>> START EXTRACTED DATA

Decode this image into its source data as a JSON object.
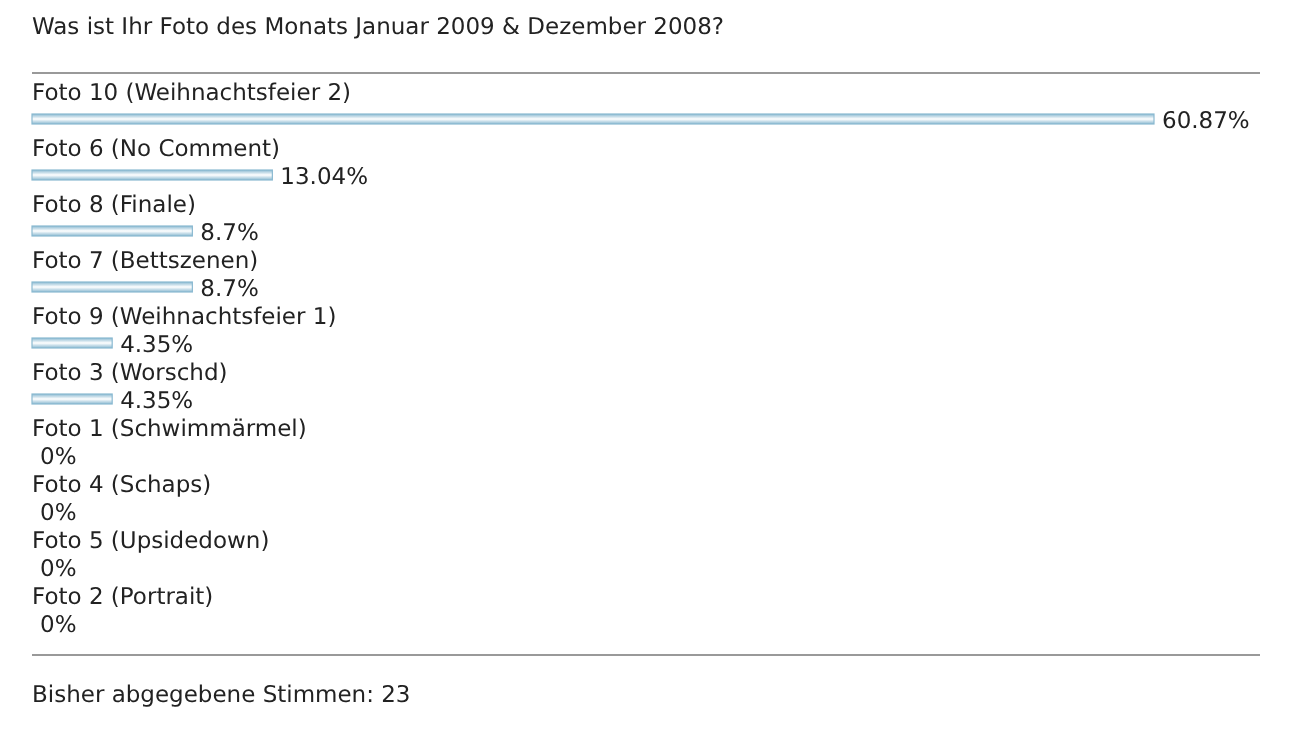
{
  "chart_data": {
    "type": "bar",
    "orientation": "horizontal",
    "title": "Was ist Ihr Foto des Monats Januar 2009 & Dezember 2008?",
    "categories": [
      "Foto 10 (Weihnachtsfeier 2)",
      "Foto 6 (No Comment)",
      "Foto 8 (Finale)",
      "Foto 7 (Bettszenen)",
      "Foto 9 (Weihnachtsfeier 1)",
      "Foto 3 (Worschd)",
      "Foto 1 (Schwimmärmel)",
      "Foto 4 (Schaps)",
      "Foto 5 (Upsidedown)",
      "Foto 2 (Portrait)"
    ],
    "values": [
      60.87,
      13.04,
      8.7,
      8.7,
      4.35,
      4.35,
      0,
      0,
      0,
      0
    ],
    "value_labels": [
      "60.87%",
      "13.04%",
      "8.7%",
      "8.7%",
      "4.35%",
      "4.35%",
      "0%",
      "0%",
      "0%",
      "0%"
    ],
    "color": "#8ab9d1",
    "annotations": [
      "Bisher abgegebene Stimmen: 23"
    ]
  }
}
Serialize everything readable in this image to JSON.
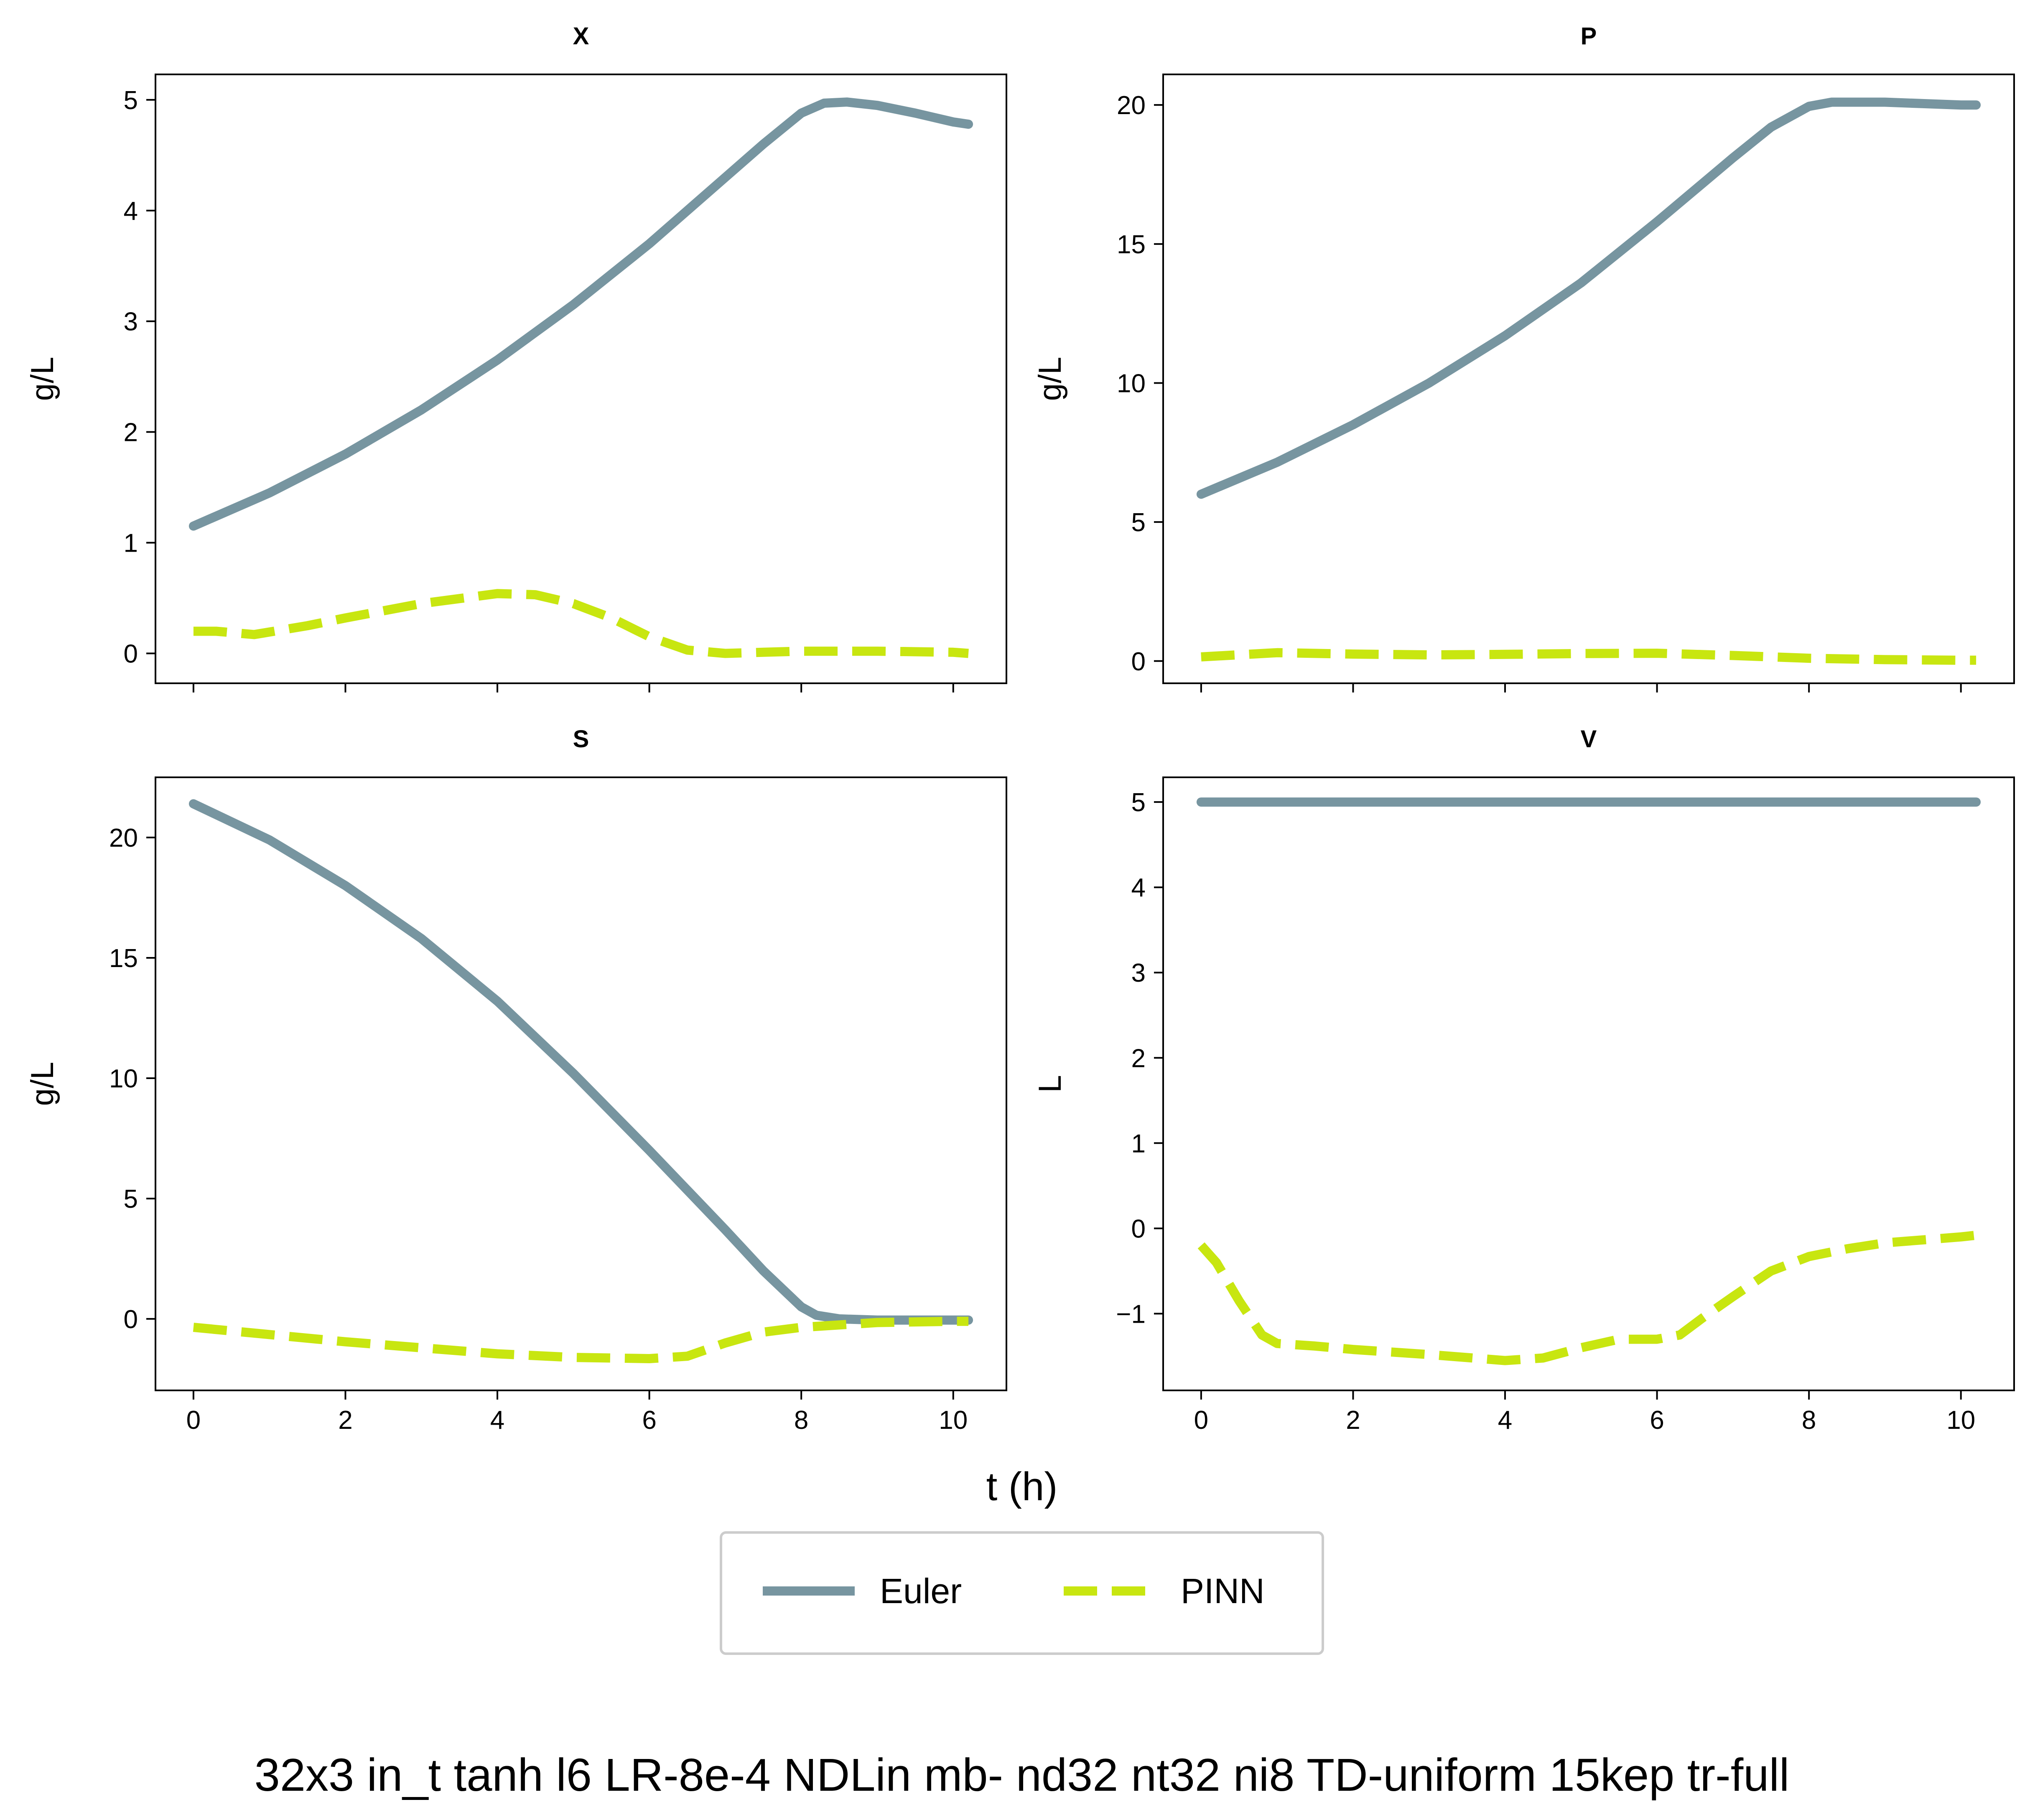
{
  "colors": {
    "euler": "#7795a0",
    "pinn": "#c8e610"
  },
  "legend": {
    "items": [
      {
        "label": "Euler",
        "style": "solid"
      },
      {
        "label": "PINN",
        "style": "dashed"
      }
    ]
  },
  "xlabel": "t (h)",
  "suptitle": "32x3 in_t tanh l6 LR-8e-4 NDLin mb- nd32 nt32 ni8 TD-uniform 15kep tr-full",
  "chart_data": [
    {
      "type": "line",
      "title": "X",
      "ylabel": "g/L",
      "xlim": [
        -0.5,
        10.7
      ],
      "ylim": [
        -0.27,
        5.23
      ],
      "xticks": [
        0,
        2,
        4,
        6,
        8,
        10
      ],
      "yticks": [
        0,
        1,
        2,
        3,
        4,
        5
      ],
      "xtick_labels": [],
      "ytick_labels": [
        "0",
        "1",
        "2",
        "3",
        "4",
        "5"
      ],
      "series": [
        {
          "name": "Euler",
          "x": [
            0,
            1,
            2,
            3,
            4,
            5,
            6,
            7,
            7.5,
            8,
            8.3,
            8.6,
            9,
            9.5,
            10,
            10.2
          ],
          "y": [
            1.15,
            1.45,
            1.8,
            2.2,
            2.65,
            3.15,
            3.7,
            4.3,
            4.6,
            4.88,
            4.97,
            4.98,
            4.95,
            4.88,
            4.8,
            4.78
          ]
        },
        {
          "name": "PINN",
          "x": [
            0,
            0.3,
            0.8,
            1.5,
            2,
            3,
            4,
            4.5,
            5,
            5.5,
            6,
            6.5,
            7,
            7.5,
            8,
            9,
            10,
            10.2
          ],
          "y": [
            0.2,
            0.2,
            0.17,
            0.25,
            0.32,
            0.45,
            0.54,
            0.53,
            0.45,
            0.32,
            0.15,
            0.03,
            0.0,
            0.01,
            0.02,
            0.02,
            0.01,
            0.0
          ]
        }
      ]
    },
    {
      "type": "line",
      "title": "P",
      "ylabel": "g/L",
      "xlim": [
        -0.5,
        10.7
      ],
      "ylim": [
        -0.8,
        21.1
      ],
      "xticks": [
        0,
        2,
        4,
        6,
        8,
        10
      ],
      "yticks": [
        0,
        5,
        10,
        15,
        20
      ],
      "xtick_labels": [],
      "ytick_labels": [
        "0",
        "5",
        "10",
        "15",
        "20"
      ],
      "series": [
        {
          "name": "Euler",
          "x": [
            0,
            1,
            2,
            3,
            4,
            5,
            6,
            7,
            7.5,
            8,
            8.3,
            8.7,
            9,
            9.5,
            10,
            10.2
          ],
          "y": [
            6.0,
            7.15,
            8.5,
            10.0,
            11.7,
            13.6,
            15.8,
            18.1,
            19.2,
            19.95,
            20.1,
            20.1,
            20.1,
            20.05,
            20.0,
            20.0
          ]
        },
        {
          "name": "PINN",
          "x": [
            0,
            1,
            2,
            3,
            4,
            5,
            6,
            7,
            8,
            9,
            10,
            10.2
          ],
          "y": [
            0.15,
            0.3,
            0.25,
            0.22,
            0.24,
            0.27,
            0.28,
            0.2,
            0.1,
            0.05,
            0.03,
            0.03
          ]
        }
      ]
    },
    {
      "type": "line",
      "title": "S",
      "ylabel": "g/L",
      "xlim": [
        -0.5,
        10.7
      ],
      "ylim": [
        -2.97,
        22.5
      ],
      "xticks": [
        0,
        2,
        4,
        6,
        8,
        10
      ],
      "yticks": [
        0,
        5,
        10,
        15,
        20
      ],
      "xtick_labels": [
        "0",
        "2",
        "4",
        "6",
        "8",
        "10"
      ],
      "ytick_labels": [
        "0",
        "5",
        "10",
        "15",
        "20"
      ],
      "series": [
        {
          "name": "Euler",
          "x": [
            0,
            1,
            2,
            3,
            4,
            5,
            6,
            7,
            7.5,
            8,
            8.2,
            8.5,
            9,
            9.5,
            10,
            10.2
          ],
          "y": [
            21.4,
            19.9,
            18.0,
            15.8,
            13.2,
            10.2,
            7.0,
            3.7,
            2.0,
            0.5,
            0.15,
            0.0,
            -0.05,
            -0.05,
            -0.05,
            -0.05
          ]
        },
        {
          "name": "PINN",
          "x": [
            0,
            1,
            2,
            3,
            4,
            5,
            6,
            6.5,
            7,
            7.5,
            8,
            9,
            10,
            10.2
          ],
          "y": [
            -0.35,
            -0.65,
            -0.95,
            -1.2,
            -1.45,
            -1.6,
            -1.65,
            -1.55,
            -1.0,
            -0.55,
            -0.35,
            -0.15,
            -0.1,
            -0.1
          ]
        }
      ]
    },
    {
      "type": "line",
      "title": "V",
      "ylabel": "L",
      "xlim": [
        -0.5,
        10.7
      ],
      "ylim": [
        -1.9,
        5.29
      ],
      "xticks": [
        0,
        2,
        4,
        6,
        8,
        10
      ],
      "yticks": [
        -1,
        0,
        1,
        2,
        3,
        4,
        5
      ],
      "xtick_labels": [
        "0",
        "2",
        "4",
        "6",
        "8",
        "10"
      ],
      "ytick_labels": [
        "−1",
        "0",
        "1",
        "2",
        "3",
        "4",
        "5"
      ],
      "series": [
        {
          "name": "Euler",
          "x": [
            0,
            10.2
          ],
          "y": [
            5.0,
            5.0
          ]
        },
        {
          "name": "PINN",
          "x": [
            0,
            0.2,
            0.5,
            0.8,
            1,
            1.5,
            2,
            3,
            4,
            4.5,
            5,
            5.5,
            6,
            6.3,
            6.6,
            7,
            7.5,
            8,
            8.5,
            9,
            10,
            10.2
          ],
          "y": [
            -0.2,
            -0.4,
            -0.85,
            -1.25,
            -1.35,
            -1.38,
            -1.42,
            -1.48,
            -1.55,
            -1.52,
            -1.4,
            -1.3,
            -1.3,
            -1.25,
            -1.05,
            -0.8,
            -0.5,
            -0.33,
            -0.24,
            -0.17,
            -0.1,
            -0.08
          ]
        }
      ]
    }
  ]
}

>> END EXTRACTED DATA

## THE REQUEST
Can the entries above be repeated exactly, without their pictures?

## FULL ANSWER
Decode this image into its source data as a JSON object.
{
  "chart_data": {
    "type": "bar",
    "orientation": "horizontal",
    "title": "Was ist Ihr Foto des Monats Januar 2009 & Dezember 2008?",
    "categories": [
      "Foto 10 (Weihnachtsfeier 2)",
      "Foto 6 (No Comment)",
      "Foto 8 (Finale)",
      "Foto 7 (Bettszenen)",
      "Foto 9 (Weihnachtsfeier 1)",
      "Foto 3 (Worschd)",
      "Foto 1 (Schwimmärmel)",
      "Foto 4 (Schaps)",
      "Foto 5 (Upsidedown)",
      "Foto 2 (Portrait)"
    ],
    "values": [
      60.87,
      13.04,
      8.7,
      8.7,
      4.35,
      4.35,
      0,
      0,
      0,
      0
    ],
    "value_labels": [
      "60.87%",
      "13.04%",
      "8.7%",
      "8.7%",
      "4.35%",
      "4.35%",
      "0%",
      "0%",
      "0%",
      "0%"
    ],
    "color": "#8ab9d1",
    "annotations": [
      "Bisher abgegebene Stimmen: 23"
    ]
  }
}
Serialize everything readable in this image to JSON.
{
  "colors": {
    "euler": "#7795a0",
    "pinn": "#c8e610"
  },
  "legend": {
    "items": [
      {
        "label": "Euler",
        "style": "solid"
      },
      {
        "label": "PINN",
        "style": "dashed"
      }
    ]
  },
  "xlabel": "t (h)",
  "suptitle": "32x3 in_t tanh l6 LR-8e-4 NDLin mb- nd32 nt32 ni8 TD-uniform 15kep tr-full",
  "chart_data": [
    {
      "type": "line",
      "title": "X",
      "ylabel": "g/L",
      "xlim": [
        -0.5,
        10.7
      ],
      "ylim": [
        -0.27,
        5.23
      ],
      "xticks": [
        0,
        2,
        4,
        6,
        8,
        10
      ],
      "yticks": [
        0,
        1,
        2,
        3,
        4,
        5
      ],
      "xtick_labels": [],
      "ytick_labels": [
        "0",
        "1",
        "2",
        "3",
        "4",
        "5"
      ],
      "series": [
        {
          "name": "Euler",
          "x": [
            0,
            1,
            2,
            3,
            4,
            5,
            6,
            7,
            7.5,
            8,
            8.3,
            8.6,
            9,
            9.5,
            10,
            10.2
          ],
          "y": [
            1.15,
            1.45,
            1.8,
            2.2,
            2.65,
            3.15,
            3.7,
            4.3,
            4.6,
            4.88,
            4.97,
            4.98,
            4.95,
            4.88,
            4.8,
            4.78
          ]
        },
        {
          "name": "PINN",
          "x": [
            0,
            0.3,
            0.8,
            1.5,
            2,
            3,
            4,
            4.5,
            5,
            5.5,
            6,
            6.5,
            7,
            7.5,
            8,
            9,
            10,
            10.2
          ],
          "y": [
            0.2,
            0.2,
            0.17,
            0.25,
            0.32,
            0.45,
            0.54,
            0.53,
            0.45,
            0.32,
            0.15,
            0.03,
            0.0,
            0.01,
            0.02,
            0.02,
            0.01,
            0.0
          ]
        }
      ]
    },
    {
      "type": "line",
      "title": "P",
      "ylabel": "g/L",
      "xlim": [
        -0.5,
        10.7
      ],
      "ylim": [
        -0.8,
        21.1
      ],
      "xticks": [
        0,
        2,
        4,
        6,
        8,
        10
      ],
      "yticks": [
        0,
        5,
        10,
        15,
        20
      ],
      "xtick_labels": [],
      "ytick_labels": [
        "0",
        "5",
        "10",
        "15",
        "20"
      ],
      "series": [
        {
          "name": "Euler",
          "x": [
            0,
            1,
            2,
            3,
            4,
            5,
            6,
            7,
            7.5,
            8,
            8.3,
            8.7,
            9,
            9.5,
            10,
            10.2
          ],
          "y": [
            6.0,
            7.15,
            8.5,
            10.0,
            11.7,
            13.6,
            15.8,
            18.1,
            19.2,
            19.95,
            20.1,
            20.1,
            20.1,
            20.05,
            20.0,
            20.0
          ]
        },
        {
          "name": "PINN",
          "x": [
            0,
            1,
            2,
            3,
            4,
            5,
            6,
            7,
            8,
            9,
            10,
            10.2
          ],
          "y": [
            0.15,
            0.3,
            0.25,
            0.22,
            0.24,
            0.27,
            0.28,
            0.2,
            0.1,
            0.05,
            0.03,
            0.03
          ]
        }
      ]
    },
    {
      "type": "line",
      "title": "S",
      "ylabel": "g/L",
      "xlim": [
        -0.5,
        10.7
      ],
      "ylim": [
        -2.97,
        22.5
      ],
      "xticks": [
        0,
        2,
        4,
        6,
        8,
        10
      ],
      "yticks": [
        0,
        5,
        10,
        15,
        20
      ],
      "xtick_labels": [
        "0",
        "2",
        "4",
        "6",
        "8",
        "10"
      ],
      "ytick_labels": [
        "0",
        "5",
        "10",
        "15",
        "20"
      ],
      "series": [
        {
          "name": "Euler",
          "x": [
            0,
            1,
            2,
            3,
            4,
            5,
            6,
            7,
            7.5,
            8,
            8.2,
            8.5,
            9,
            9.5,
            10,
            10.2
          ],
          "y": [
            21.4,
            19.9,
            18.0,
            15.8,
            13.2,
            10.2,
            7.0,
            3.7,
            2.0,
            0.5,
            0.15,
            0.0,
            -0.05,
            -0.05,
            -0.05,
            -0.05
          ]
        },
        {
          "name": "PINN",
          "x": [
            0,
            1,
            2,
            3,
            4,
            5,
            6,
            6.5,
            7,
            7.5,
            8,
            9,
            10,
            10.2
          ],
          "y": [
            -0.35,
            -0.65,
            -0.95,
            -1.2,
            -1.45,
            -1.6,
            -1.65,
            -1.55,
            -1.0,
            -0.55,
            -0.35,
            -0.15,
            -0.1,
            -0.1
          ]
        }
      ]
    },
    {
      "type": "line",
      "title": "V",
      "ylabel": "L",
      "xlim": [
        -0.5,
        10.7
      ],
      "ylim": [
        -1.9,
        5.29
      ],
      "xticks": [
        0,
        2,
        4,
        6,
        8,
        10
      ],
      "yticks": [
        -1,
        0,
        1,
        2,
        3,
        4,
        5
      ],
      "xtick_labels": [
        "0",
        "2",
        "4",
        "6",
        "8",
        "10"
      ],
      "ytick_labels": [
        "−1",
        "0",
        "1",
        "2",
        "3",
        "4",
        "5"
      ],
      "series": [
        {
          "name": "Euler",
          "x": [
            0,
            10.2
          ],
          "y": [
            5.0,
            5.0
          ]
        },
        {
          "name": "PINN",
          "x": [
            0,
            0.2,
            0.5,
            0.8,
            1,
            1.5,
            2,
            3,
            4,
            4.5,
            5,
            5.5,
            6,
            6.3,
            6.6,
            7,
            7.5,
            8,
            8.5,
            9,
            10,
            10.2
          ],
          "y": [
            -0.2,
            -0.4,
            -0.85,
            -1.25,
            -1.35,
            -1.38,
            -1.42,
            -1.48,
            -1.55,
            -1.52,
            -1.4,
            -1.3,
            -1.3,
            -1.25,
            -1.05,
            -0.8,
            -0.5,
            -0.33,
            -0.24,
            -0.17,
            -0.1,
            -0.08
          ]
        }
      ]
    }
  ]
}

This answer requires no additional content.